(A run of records)
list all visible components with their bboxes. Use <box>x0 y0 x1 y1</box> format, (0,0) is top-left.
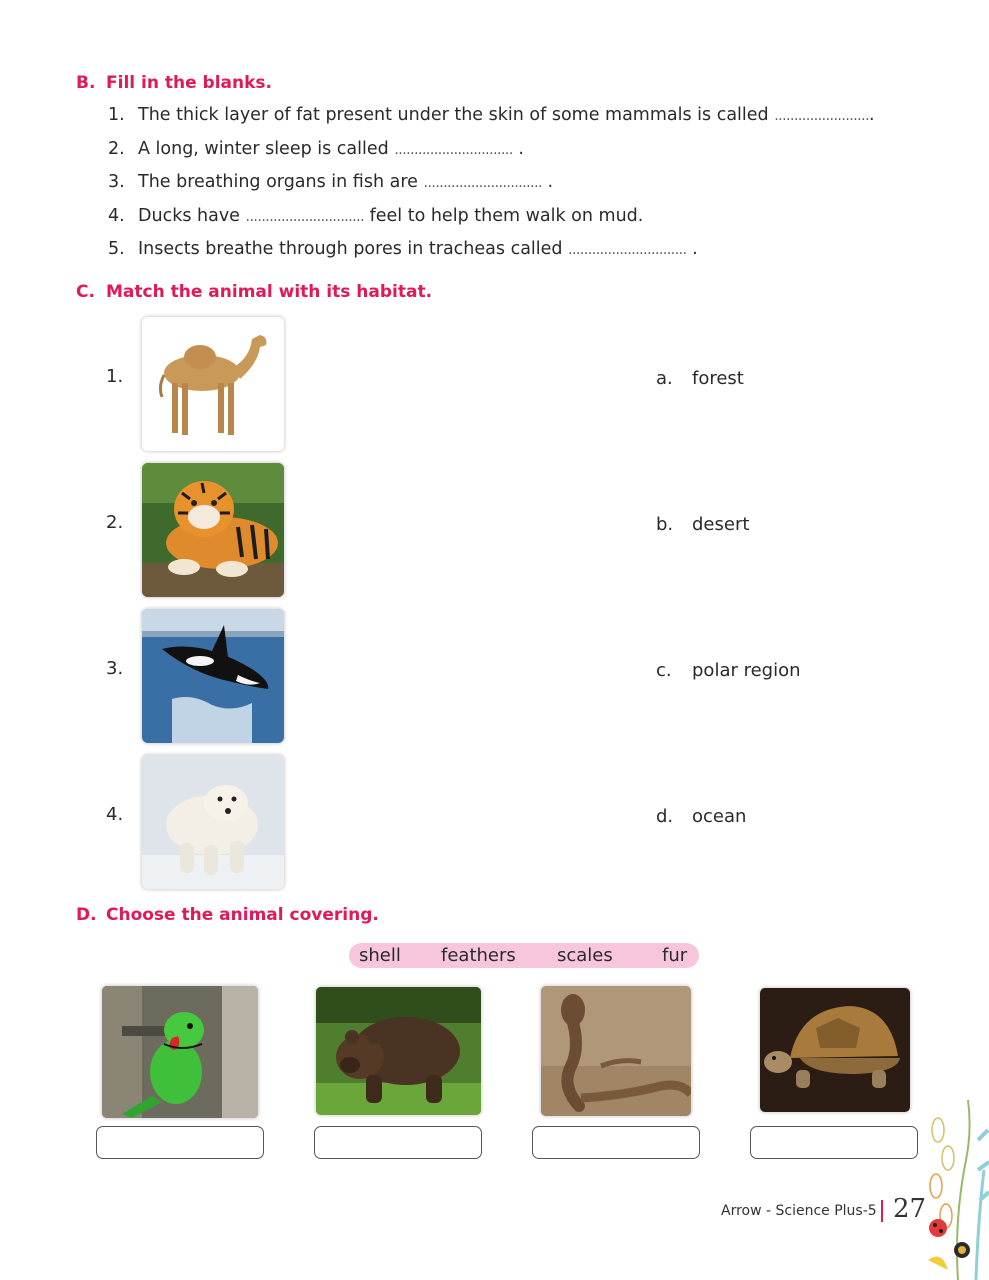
item-number: 2. <box>108 138 125 159</box>
habitat-label: ocean <box>692 806 747 827</box>
habitat-letter: a. <box>656 368 673 389</box>
habitat-letter: b. <box>656 514 674 535</box>
section-c-letter: C. <box>76 282 95 302</box>
footer-divider <box>881 1200 883 1222</box>
word-bank-word: fur <box>662 945 688 966</box>
fill-blanks-list <box>108 100 875 268</box>
answer-blank[interactable]: ........................ <box>774 108 870 124</box>
habitat-label: polar region <box>692 660 801 681</box>
answer-blank[interactable]: .............................. <box>394 141 513 158</box>
item-text: Ducks have <box>138 205 246 226</box>
match-number: 1. <box>106 366 124 387</box>
parrot-image <box>101 985 259 1119</box>
cobra-icon <box>541 986 691 1116</box>
polar-bear-icon <box>142 755 284 889</box>
section-d-title: Choose the animal covering. <box>106 905 379 925</box>
item-text-end: feel to help them walk on mud. <box>364 205 644 226</box>
item-text: A long, winter sleep is called <box>138 138 395 159</box>
habitat-letter: c. <box>656 660 672 681</box>
covering-answer-box[interactable] <box>750 1126 918 1159</box>
answer-blank[interactable]: .............................. <box>423 175 542 191</box>
word-bank <box>349 943 699 968</box>
item-number: 4. <box>108 205 125 226</box>
bear-image <box>315 986 482 1116</box>
item-number: 3. <box>108 172 125 192</box>
habitat-option <box>656 514 749 535</box>
habitat-option <box>656 806 746 827</box>
section-d-letter: D. <box>76 905 97 925</box>
match-row <box>0 608 989 748</box>
tiger-icon <box>142 463 284 597</box>
match-row <box>0 462 989 602</box>
section-c-title: Match the animal with its habitat. <box>106 282 433 302</box>
habitat-option <box>656 368 744 389</box>
item-number: 5. <box>108 239 125 259</box>
match-number: 2. <box>106 512 124 533</box>
book-title: Arrow - Science Plus-5 <box>721 1203 877 1219</box>
section-d-heading <box>76 905 379 925</box>
word-bank-word: scales <box>557 945 613 966</box>
blank-item <box>108 100 875 134</box>
answer-blank[interactable]: .............................. <box>245 208 365 225</box>
match-number: 4. <box>106 804 124 825</box>
covering-answer-box[interactable] <box>314 1126 482 1159</box>
camel-icon <box>142 317 284 451</box>
bear-icon <box>316 987 481 1115</box>
habitat-label: desert <box>692 514 750 535</box>
item-text-end: . <box>512 138 524 159</box>
floral-decoration-icon <box>918 1100 989 1280</box>
blank-item <box>108 201 875 235</box>
orca-image <box>141 608 285 744</box>
page-number: 27 <box>893 1194 927 1224</box>
blank-item <box>108 234 875 268</box>
word-bank-word: shell <box>359 945 401 966</box>
section-b-title: Fill in the blanks. <box>106 73 272 93</box>
item-text: The breathing organs in fish are <box>138 172 424 192</box>
habitat-label: forest <box>692 368 744 389</box>
parrot-icon <box>102 986 258 1118</box>
blank-item <box>108 134 875 168</box>
camel-image <box>141 316 285 452</box>
answer-blank[interactable]: .............................. <box>568 242 687 258</box>
habitat-option <box>656 660 801 681</box>
match-row <box>0 316 989 456</box>
item-text: The thick layer of fat present under the skin of some mammals is called <box>138 105 775 125</box>
habitat-letter: d. <box>656 806 674 827</box>
section-b-letter: B. <box>76 73 96 93</box>
item-text-end: . <box>869 105 875 125</box>
tiger-image <box>141 462 285 598</box>
tortoise-icon <box>760 988 910 1112</box>
polar-bear-image <box>141 754 285 890</box>
tortoise-image <box>759 987 911 1113</box>
covering-answer-box[interactable] <box>96 1126 264 1159</box>
item-text-end: . <box>686 239 698 259</box>
covering-answer-box[interactable] <box>532 1126 700 1159</box>
match-number: 3. <box>106 658 124 679</box>
section-c-heading <box>76 282 432 302</box>
word-bank-word: feathers <box>441 945 516 966</box>
match-row <box>0 754 989 894</box>
orca-icon <box>142 609 284 743</box>
item-number: 1. <box>108 105 125 125</box>
cobra-image <box>540 985 692 1117</box>
section-b-heading <box>76 73 272 93</box>
blank-item <box>108 167 875 201</box>
item-text-end: . <box>541 172 554 192</box>
item-text: Insects breathe through pores in tracheas called <box>138 239 569 259</box>
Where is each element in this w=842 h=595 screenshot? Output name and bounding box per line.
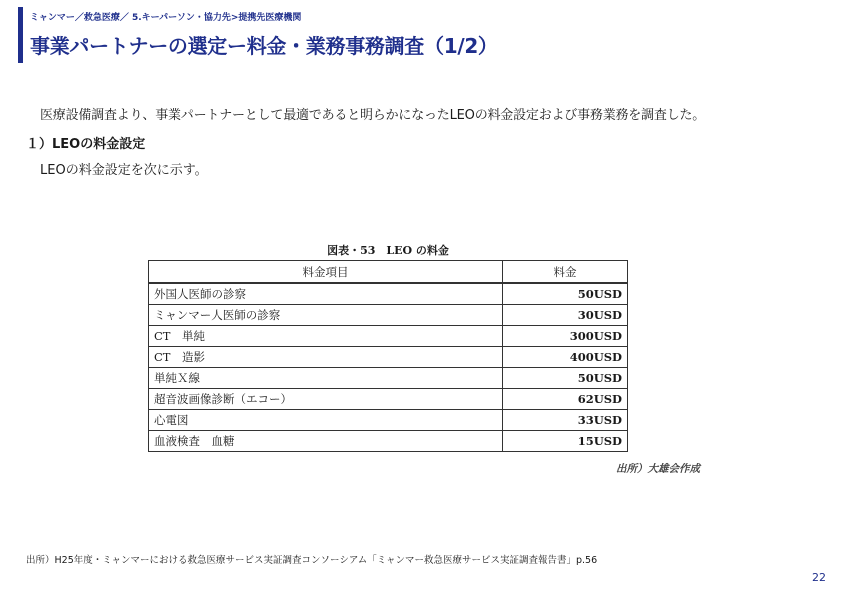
fee-item-cell: 外国人医師の診察	[149, 283, 503, 305]
table-row	[149, 410, 628, 431]
section-heading: １）LEOの料金設定	[26, 137, 146, 152]
table-row	[149, 431, 628, 452]
fee-value-cell: 50USD	[503, 283, 628, 305]
table-row	[149, 347, 628, 368]
table-header-row	[149, 261, 628, 284]
table-row	[149, 326, 628, 347]
page-number: 22	[812, 571, 826, 584]
fee-value-cell: 33USD	[503, 410, 628, 431]
column-header-item: 料金項目	[149, 261, 503, 284]
table-source-note: 出所）大雄会作成	[616, 463, 700, 475]
breadcrumb: ミャンマー／救急医療／ 5.キーパーソン・協力先>提携先医療機関	[30, 13, 302, 23]
section-text: LEOの料金設定を次に示す。	[40, 163, 208, 178]
fee-value-cell: 300USD	[503, 326, 628, 347]
fee-value-cell: 30USD	[503, 305, 628, 326]
fee-item-cell: 血液検査 血糖	[149, 431, 503, 452]
title-accent-bar	[18, 7, 23, 63]
table-row	[149, 305, 628, 326]
footer-source-citation: 出所）H25年度・ミャンマーにおける救急医療サービス実証調査コンソーシアム「ミャンマー救急医療サービス実証調査報告書」p.56	[26, 555, 598, 566]
table-row	[149, 283, 628, 305]
fee-item-cell: 超音波画像診断（エコー）	[149, 389, 503, 410]
table-caption: 図表・53 LEO の料金	[327, 244, 449, 257]
fee-value-cell: 400USD	[503, 347, 628, 368]
table-row	[149, 368, 628, 389]
fee-table	[148, 260, 628, 452]
fee-item-cell: CT 造影	[149, 347, 503, 368]
page-title: 事業パートナーの選定ー料金・業務事務調査（1/2）	[30, 34, 498, 58]
fee-value-cell: 62USD	[503, 389, 628, 410]
column-header-fee: 料金	[503, 261, 628, 284]
intro-paragraph: 医療設備調査より、事業パートナーとして最適であると明らかになったLEOの料金設定および事務業務を調査した。	[40, 108, 706, 123]
fee-item-cell: 心電図	[149, 410, 503, 431]
fee-value-cell: 15USD	[503, 431, 628, 452]
table-row	[149, 389, 628, 410]
fee-value-cell: 50USD	[503, 368, 628, 389]
fee-item-cell: 単純Ｘ線	[149, 368, 503, 389]
fee-item-cell: ミャンマー人医師の診察	[149, 305, 503, 326]
fee-item-cell: CT 単純	[149, 326, 503, 347]
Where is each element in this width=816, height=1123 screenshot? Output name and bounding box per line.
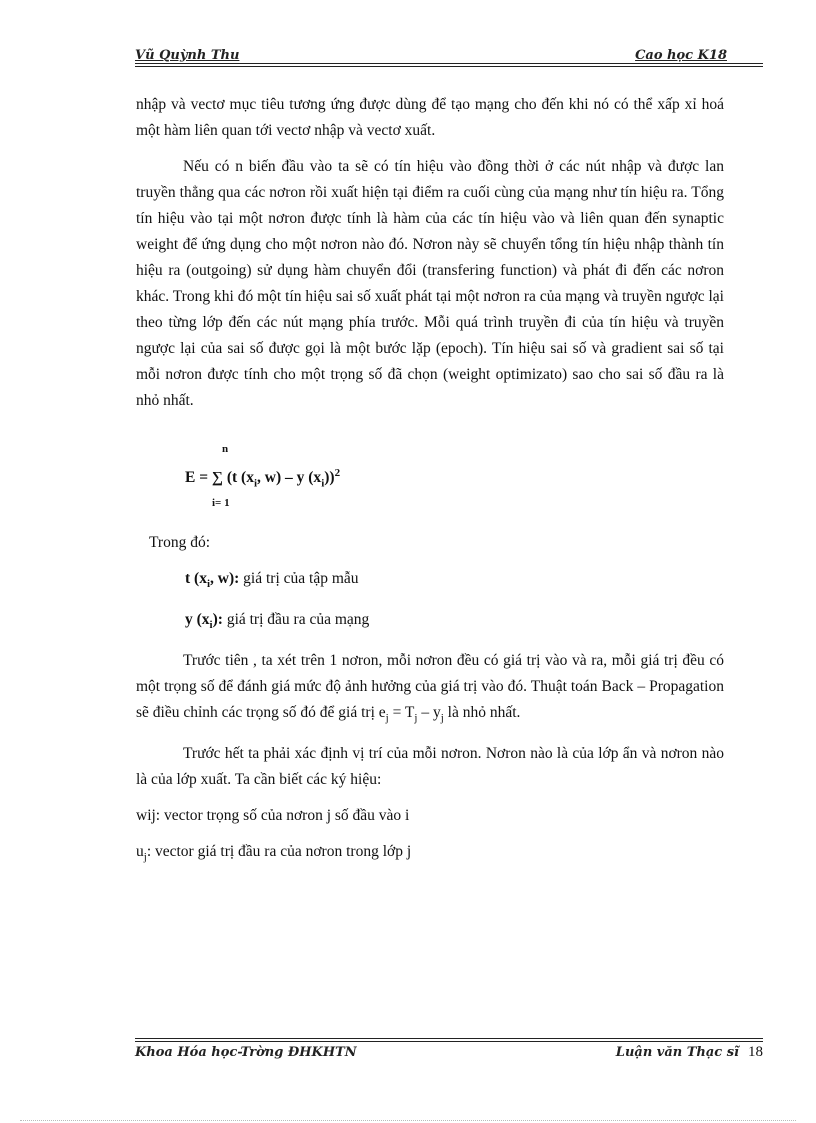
paragraph-signal-propagation: Nếu có n biến đầu vào ta sẽ có tín hiệu vào đồng thời ở các nút nhập và được lan truyền thẳng qua các nơron rồi xuất hiện tại điểm ra cuối cùng của mạng như tín hiệu ra. Tổng tín hiệu vào tại một nơron được tính là hàm của các tín hiệu vào và liên quan đến synaptic weight để ứng dụng cho một nơron nào đó. Nơron này sẽ chuyển tổng tín hiệu nhập thành tín hiệu ra (outgoing) sử dụng hàm chuyển đổi (transfering function) và phát đi đến các nơron khác. Trong khi đó một tín hiệu sai số xuất phát tại một nơron ra của mạng và truyền ngược lại theo từng lớp đến các nút mạng phía trước. Mỗi quá trình truyền đi của tín hiệu và truyền ngược lại của sai số được gọi là một bước lặp (epoch). Tín hiệu sai số và gradient sai số tại mỗi nơron được tính cho một trọng số đã chọn (weight optimizato) sao cho sai số đầu ra là nhỏ nhất. xyxy=(136,158,724,409)
footer-thesis: Luận văn Thạc sĩ xyxy=(615,1045,739,1060)
paragraph-backprop: Trước tiên , ta xét trên 1 nơron, mỗi nơron đều có giá trị vào và ra, mỗi giá trị đều có một trọng số để đánh giá mức độ ảnh hưởng của giá trị vào đó. Thuật toán Back – Propagation sẽ điều chỉnh các trọng số đó để giá trị $e_j = T_j - y_j$ là nhỏ nhất. xyxy=(136,652,724,725)
page-number: 18 xyxy=(748,1044,763,1060)
header-rule-bottom xyxy=(135,66,763,67)
notation-wij: wij: vector trọng số của nơron j số đầu vào i xyxy=(136,807,410,825)
paragraph-continuation: nhập và vectơ mục tiêu tương ứng được dùng để tạo mạng cho đến khi nó có thể xấp xỉ hoá một hàm liên quan tới vectơ nhập và vectơ xuất. xyxy=(136,96,724,139)
paragraph-notation-intro: Trước hết ta phải xác định vị trí của mỗi nơron. Nơron nào là của lớp ẩn và nơron nào là của lớp xuất. Ta cần biết các ký hiệu: xyxy=(136,745,724,789)
definition-target: t ($x_i$, w): giá trị của tập mẫu xyxy=(185,570,359,591)
sum-lower-limit: i= 1 xyxy=(212,497,230,509)
footer-rule-top xyxy=(135,1038,763,1039)
header-author: Vũ Quỳnh Thu xyxy=(135,48,240,63)
footer-faculty: Khoa Hóa học-Trờng ĐHKHTN xyxy=(135,1045,357,1060)
footer-rule-bottom xyxy=(135,1041,763,1042)
error-formula xyxy=(136,424,724,524)
definition-output: y $(x_i)$: giá trị đầu ra của mạng xyxy=(185,611,370,632)
header-course: Cao học K18 xyxy=(635,48,727,63)
sum-upper-limit: n xyxy=(222,443,229,455)
notation-uj: $u_j$: vector giá trị đầu ra của nơron trong lớp j xyxy=(136,843,412,864)
formula-expression: E = ∑ (t ($x_i$, w) – y $(x_i))^2$ xyxy=(185,467,341,490)
page-header xyxy=(135,46,763,68)
page-edge-divider xyxy=(20,1120,796,1121)
page-footer xyxy=(135,1038,763,1066)
where-label: Trong đó: xyxy=(149,534,211,551)
header-rule-top xyxy=(135,63,763,64)
page-body xyxy=(136,92,724,870)
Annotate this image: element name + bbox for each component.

_Exercise task_
Lay out as a numbered list, skipping blank lines, the data starting with the line that contains "paragraph-signal-propagation: Nếu có" and going on through the line that contains "footer-thesis: Luận văn".

_Exercise result_
1. paragraph-signal-propagation: Nếu có n biến đầu vào ta sẽ có tín hiệu vào đồng thời ở các nút nhập và được lan truyền thẳng qua các nơron rồi xuất hiện tại điểm ra cuối cùng của mạng như tín hiệu ra. Tổng tín hiệu vào tại một nơron được tính là hàm của các tín hiệu vào và liên quan đến synaptic weight để ứng dụng cho một nơron nào đó. Nơron này sẽ chuyển tổng tín hiệu nhập thành tín hiệu ra (outgoing) sử dụng hàm chuyển đổi (transfering function) và phát đi đến các nơron khác. Trong khi đó một tín hiệu sai số xuất phát tại một nơron ra của mạng và truyền ngược lại theo từng lớp đến các nút mạng phía trước. Mỗi quá trình truyền đi của tín hiệu và truyền ngược lại của sai số được gọi là một bước lặp (epoch). Tín hiệu sai số và gradient sai số tại mỗi nơron được tính cho một trọng số đã chọn (weight optimizato) sao cho sai số đầu ra là nhỏ nhất. xyxy=(136,158,724,409)
2. footer-thesis: Luận văn Thạc sĩ xyxy=(615,1045,739,1060)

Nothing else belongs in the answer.